▶ _Task objective_: Give only the number of lines where "Measured" occurs.

▶ _Extracted records_:

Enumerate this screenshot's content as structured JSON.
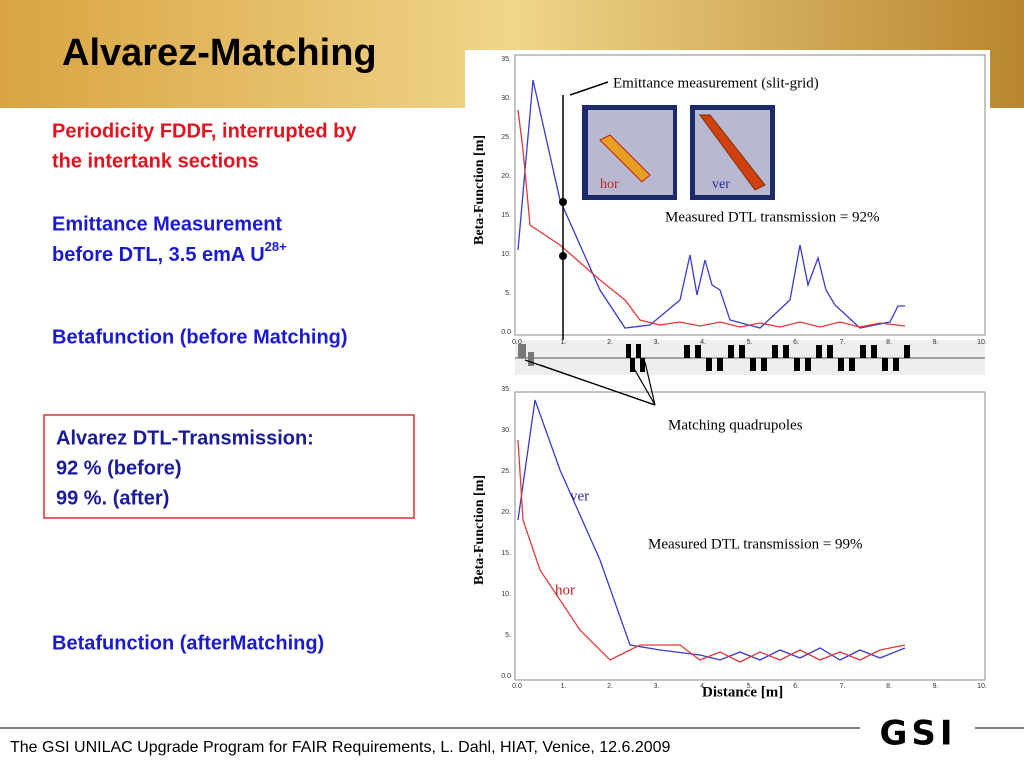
{
  "title": "Alvarez-Matching",
  "text": {
    "periodicity": [
      "Periodicity FDDF, interrupted by",
      "the intertank sections"
    ],
    "emittance": [
      "Emittance Measurement",
      "before DTL, 3.5 emA U"
    ],
    "emittance_sup": "28+",
    "before": "Betafunction (before Matching)",
    "after": "Betafunction (afterMatching)"
  },
  "box": [
    "Alvarez DTL-Transmission:",
    "92 % (before)",
    "99 %. (after)"
  ],
  "figure": {
    "top": {
      "note": "Emittance measurement (slit-grid)",
      "hor": "hor",
      "ver": "ver",
      "ylabel": "Beta-Function [m]",
      "transmission": "Measured DTL transmission = 92%",
      "yticks": [
        "0.0",
        "5.",
        "10.",
        "15.",
        "20.",
        "25.",
        "30.",
        "35."
      ],
      "xticks": [
        "0.0",
        "1.",
        "2.",
        "3.",
        "4.",
        "5.",
        "6.",
        "7.",
        "8.",
        "9.",
        "10."
      ]
    },
    "matching": "Matching quadrupoles",
    "bottom": {
      "ver": "ver",
      "hor": "hor",
      "ylabel": "Beta-Function [m]",
      "transmission": "Measured DTL transmission = 99%",
      "xlabel": "Distance [m]",
      "yticks": [
        "0.0",
        "5.",
        "10.",
        "15.",
        "20.",
        "25.",
        "30.",
        "35."
      ],
      "xticks": [
        "0.0",
        "1.",
        "2.",
        "3.",
        "4.",
        "5.",
        "6.",
        "7.",
        "8.",
        "9.",
        "10."
      ]
    }
  },
  "footer": "The GSI UNILAC Upgrade Program for FAIR Requirements, L. Dahl, HIAT, Venice, 12.6.2009",
  "logo": "GSI"
}
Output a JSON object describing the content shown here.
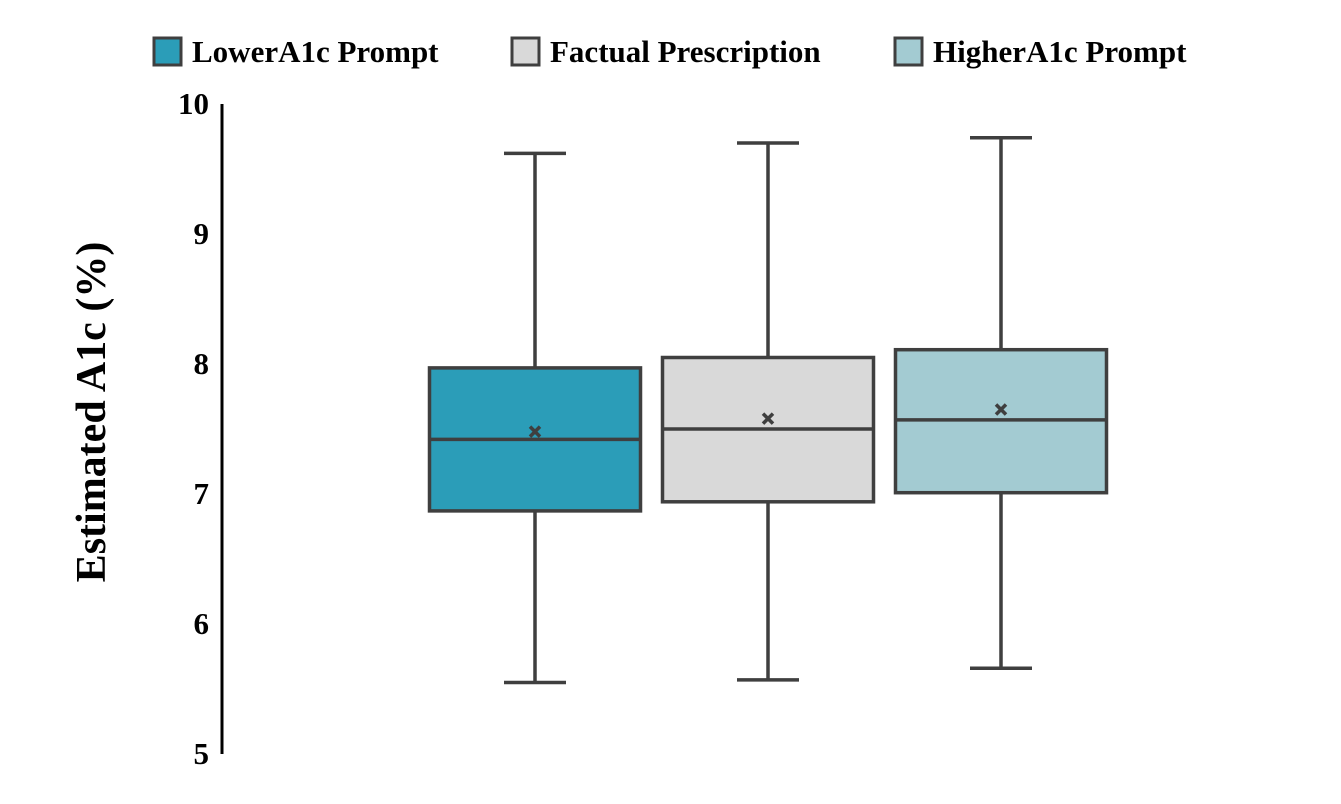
{
  "chart_data": {
    "type": "box",
    "ylabel": "Estimated A1c (%)",
    "ylim": [
      5,
      10
    ],
    "yticks": [
      5,
      6,
      7,
      8,
      9,
      10
    ],
    "grid": false,
    "legend_position": "top",
    "colors": {
      "box_stroke": "#3f3f3f",
      "axis": "#000000"
    },
    "series": [
      {
        "name": "LowerA1c Prompt",
        "color": "#2b9db8",
        "min": 5.55,
        "q1": 6.87,
        "median": 7.42,
        "mean": 7.48,
        "q3": 7.97,
        "max": 9.62
      },
      {
        "name": "Factual Prescription",
        "color": "#d9d9d9",
        "min": 5.57,
        "q1": 6.94,
        "median": 7.5,
        "mean": 7.58,
        "q3": 8.05,
        "max": 9.7
      },
      {
        "name": "HigherA1c Prompt",
        "color": "#a3cbd2",
        "min": 5.66,
        "q1": 7.01,
        "median": 7.57,
        "mean": 7.65,
        "q3": 8.11,
        "max": 9.74
      }
    ]
  }
}
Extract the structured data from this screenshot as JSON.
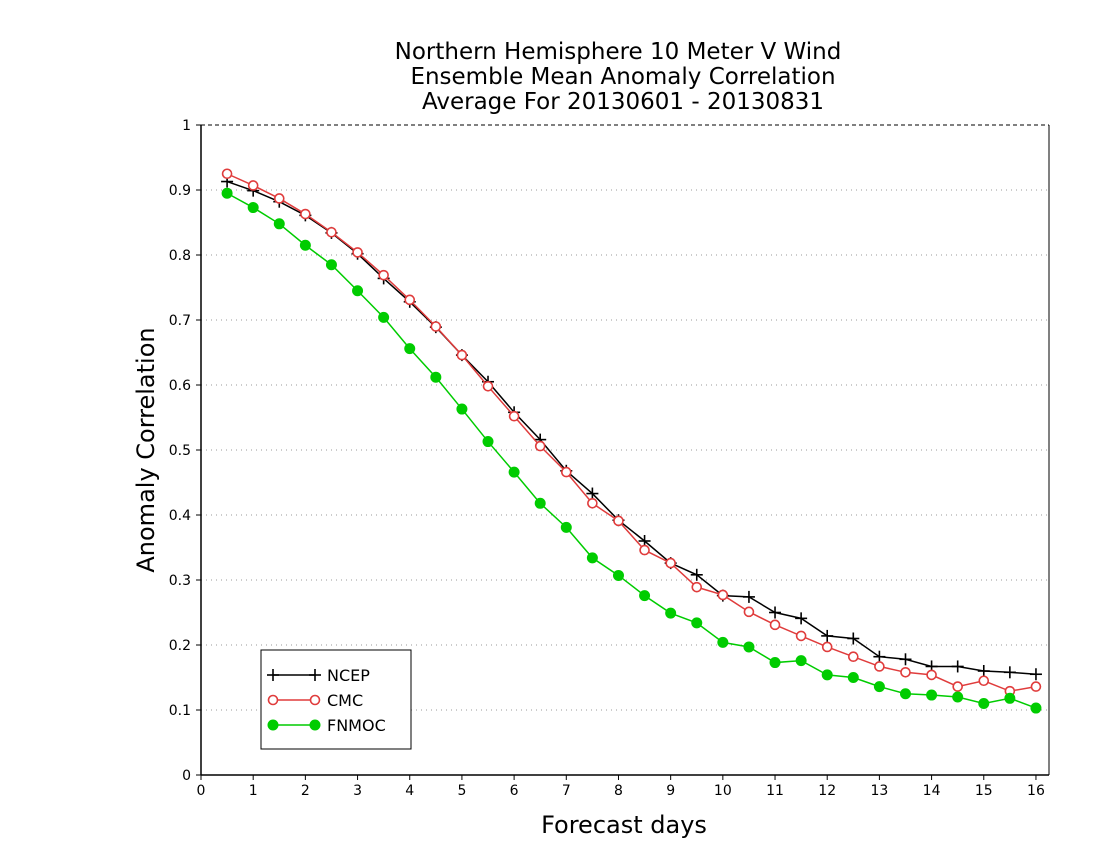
{
  "chart_data": {
    "type": "line",
    "title": [
      "Northern Hemisphere 10 Meter V Wind",
      "Ensemble Mean Anomaly Correlation",
      "Average For 20130601 - 20130831"
    ],
    "xlabel": "Forecast days",
    "ylabel": "Anomaly Correlation",
    "xlim": [
      0,
      16.25
    ],
    "ylim": [
      0,
      1
    ],
    "xticks": [
      "0",
      "1",
      "2",
      "3",
      "4",
      "5",
      "6",
      "7",
      "8",
      "9",
      "10",
      "11",
      "12",
      "13",
      "14",
      "15",
      "16"
    ],
    "yticks": [
      "0",
      "0.1",
      "0.2",
      "0.3",
      "0.4",
      "0.5",
      "0.6",
      "0.7",
      "0.8",
      "0.9",
      "1"
    ],
    "grid": "horizontal dotted",
    "legend_position": "bottom-left",
    "x": [
      0.5,
      1,
      1.5,
      2,
      2.5,
      3,
      3.5,
      4,
      4.5,
      5,
      5.5,
      6,
      6.5,
      7,
      7.5,
      8,
      8.5,
      9,
      9.5,
      10,
      10.5,
      11,
      11.5,
      12,
      12.5,
      13,
      13.5,
      14,
      14.5,
      15,
      15.5,
      16
    ],
    "series": [
      {
        "name": "NCEP",
        "color": "#000000",
        "marker": "plus",
        "values": [
          0.913,
          0.899,
          0.882,
          0.861,
          0.834,
          0.802,
          0.764,
          0.728,
          0.689,
          0.646,
          0.605,
          0.558,
          0.516,
          0.468,
          0.433,
          0.392,
          0.36,
          0.326,
          0.308,
          0.276,
          0.274,
          0.25,
          0.241,
          0.214,
          0.21,
          0.182,
          0.178,
          0.167,
          0.167,
          0.16,
          0.158,
          0.155
        ]
      },
      {
        "name": "CMC",
        "color": "#e03c3c",
        "marker": "open-circle",
        "values": [
          0.925,
          0.907,
          0.887,
          0.863,
          0.835,
          0.804,
          0.769,
          0.731,
          0.69,
          0.646,
          0.598,
          0.552,
          0.506,
          0.466,
          0.418,
          0.391,
          0.346,
          0.326,
          0.289,
          0.277,
          0.251,
          0.231,
          0.214,
          0.197,
          0.182,
          0.167,
          0.158,
          0.154,
          0.136,
          0.145,
          0.129,
          0.136
        ]
      },
      {
        "name": "FNMOC",
        "color": "#00cc00",
        "marker": "filled-circle",
        "values": [
          0.895,
          0.873,
          0.848,
          0.815,
          0.785,
          0.745,
          0.704,
          0.656,
          0.612,
          0.563,
          0.513,
          0.466,
          0.418,
          0.381,
          0.334,
          0.307,
          0.276,
          0.249,
          0.234,
          0.204,
          0.197,
          0.173,
          0.176,
          0.154,
          0.15,
          0.136,
          0.125,
          0.123,
          0.12,
          0.11,
          0.118,
          0.103
        ]
      }
    ]
  }
}
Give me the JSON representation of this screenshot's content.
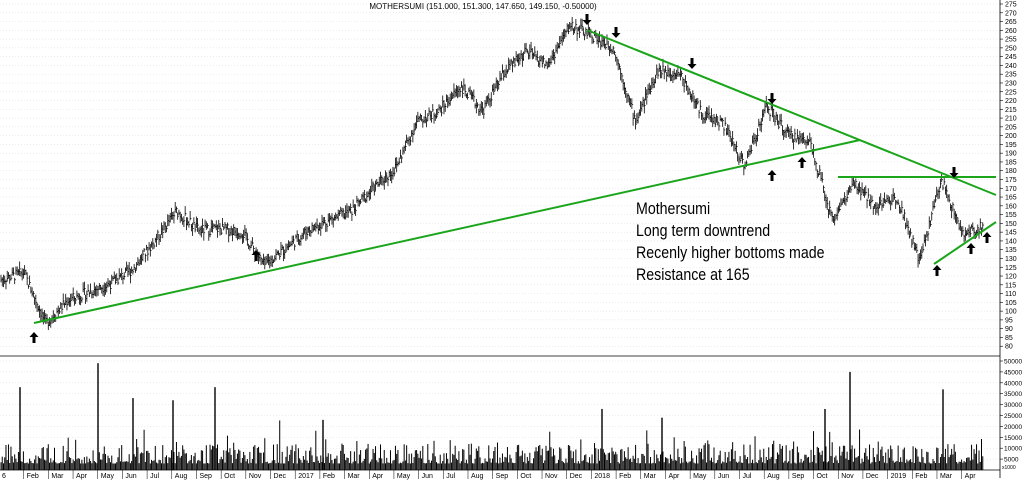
{
  "chart_data": {
    "type": "ohlc_with_volume",
    "title": "MOTHERSUMI (151.000, 151.300, 147.650, 149.150, -0.50000)",
    "price_axis": {
      "min": 75,
      "max": 275,
      "ticks": [
        80,
        85,
        90,
        95,
        100,
        105,
        110,
        115,
        120,
        125,
        130,
        135,
        140,
        145,
        150,
        155,
        160,
        165,
        170,
        175,
        180,
        185,
        190,
        195,
        200,
        205,
        210,
        215,
        220,
        225,
        230,
        235,
        240,
        245,
        250,
        255,
        260,
        265,
        270,
        275
      ]
    },
    "volume_axis": {
      "min": 0,
      "max": 50000,
      "ticks": [
        5000,
        10000,
        15000,
        20000,
        25000,
        30000,
        35000,
        40000,
        45000,
        50000
      ],
      "scale_label": "x1000"
    },
    "x_labels": [
      "6",
      "Feb",
      "Mar",
      "Apr",
      "May",
      "Jun",
      "Jul",
      "Aug",
      "Sep",
      "Oct",
      "Nov",
      "Dec",
      "2017",
      "Feb",
      "Mar",
      "Apr",
      "May",
      "Jun",
      "Jul",
      "Aug",
      "Sep",
      "Oct",
      "Nov",
      "Dec",
      "2018",
      "Feb",
      "Mar",
      "Apr",
      "May",
      "Jun",
      "Jul",
      "Aug",
      "Sep",
      "Oct",
      "Nov",
      "Dec",
      "2019",
      "Feb",
      "Mar",
      "Apr"
    ],
    "price_path": [
      [
        "Jan 2016",
        118
      ],
      [
        "Feb 2016",
        122
      ],
      [
        "early Mar 2016",
        93
      ],
      [
        "mid Mar 2016",
        106
      ],
      [
        "Apr 2016",
        111
      ],
      [
        "May 2016",
        116
      ],
      [
        "Jun 2016",
        124
      ],
      [
        "Jul 2016",
        140
      ],
      [
        "Aug 2016",
        157
      ],
      [
        "Sep 2016",
        146
      ],
      [
        "Oct 2016",
        147
      ],
      [
        "Nov 2016",
        145
      ],
      [
        "late Nov 2016",
        126
      ],
      [
        "Dec 2016",
        136
      ],
      [
        "Jan 2017",
        146
      ],
      [
        "Feb 2017",
        152
      ],
      [
        "Mar 2017",
        157
      ],
      [
        "Apr 2017",
        170
      ],
      [
        "May 2017",
        181
      ],
      [
        "Jun 2017",
        208
      ],
      [
        "Jul 2017",
        214
      ],
      [
        "Aug 2017",
        228
      ],
      [
        "Sep 2017",
        214
      ],
      [
        "Oct 2017",
        236
      ],
      [
        "Nov 2017",
        248
      ],
      [
        "Dec 2017",
        240
      ],
      [
        "early Jan 2018",
        263
      ],
      [
        "late Jan 2018",
        257
      ],
      [
        "Feb 2018",
        250
      ],
      [
        "Mar 2018",
        208
      ],
      [
        "Apr 2018",
        237
      ],
      [
        "early May 2018",
        236
      ],
      [
        "May 2018",
        213
      ],
      [
        "Jun 2018",
        207
      ],
      [
        "Jul 2018",
        183
      ],
      [
        "Aug 2018",
        217
      ],
      [
        "Aug 2018 late",
        200
      ],
      [
        "Sep 2018",
        197
      ],
      [
        "Oct 2018",
        152
      ],
      [
        "Nov 2018",
        172
      ],
      [
        "Dec 2018",
        160
      ],
      [
        "Jan 2019",
        165
      ],
      [
        "Feb 2019",
        128
      ],
      [
        "Mar 2019",
        175
      ],
      [
        "late Mar 2019",
        143
      ],
      [
        "Apr 2019",
        149
      ]
    ],
    "volume_spikes": [
      38000,
      49000,
      33000,
      32000,
      38000,
      23000,
      28000,
      24000,
      28000,
      45000,
      37000
    ],
    "trendlines": [
      {
        "from": [
          "Mar 2016",
          92
        ],
        "to": [
          "Aug 2018",
          200
        ]
      },
      {
        "from": [
          "Dec 2017",
          265
        ],
        "to": [
          "Apr 2019",
          166
        ]
      },
      {
        "from": [
          "Oct 2018",
          178
        ],
        "to": [
          "Apr 2019",
          178
        ]
      },
      {
        "from": [
          "Feb 2019",
          128
        ],
        "to": [
          "Apr 2019",
          149
        ]
      }
    ],
    "markers": [
      {
        "dir": "up",
        "label": "Mar 2016"
      },
      {
        "dir": "up",
        "label": "Nov 2016"
      },
      {
        "dir": "down",
        "label": "Dec 2017"
      },
      {
        "dir": "down",
        "label": "Jan 2018"
      },
      {
        "dir": "down",
        "label": "Apr 2018"
      },
      {
        "dir": "up",
        "label": "Jul 2018"
      },
      {
        "dir": "down",
        "label": "Aug 2018"
      },
      {
        "dir": "up",
        "label": "Sep 2018"
      },
      {
        "dir": "down",
        "label": "Mar 2019"
      },
      {
        "dir": "up",
        "label": "Feb 2019"
      },
      {
        "dir": "up",
        "label": "Mar 2019 late"
      },
      {
        "dir": "up",
        "label": "Apr 2019"
      }
    ],
    "colors": {
      "trendline": "#1aa51a",
      "bars": "#000000",
      "grid": "#d8d8d8"
    }
  },
  "annotation": {
    "line1": "Mothersumi",
    "line2": "Long term downtrend",
    "line3": "Recenly higher bottoms made",
    "line4": "Resistance at 165"
  }
}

▶ _Answer to this exercise_: 2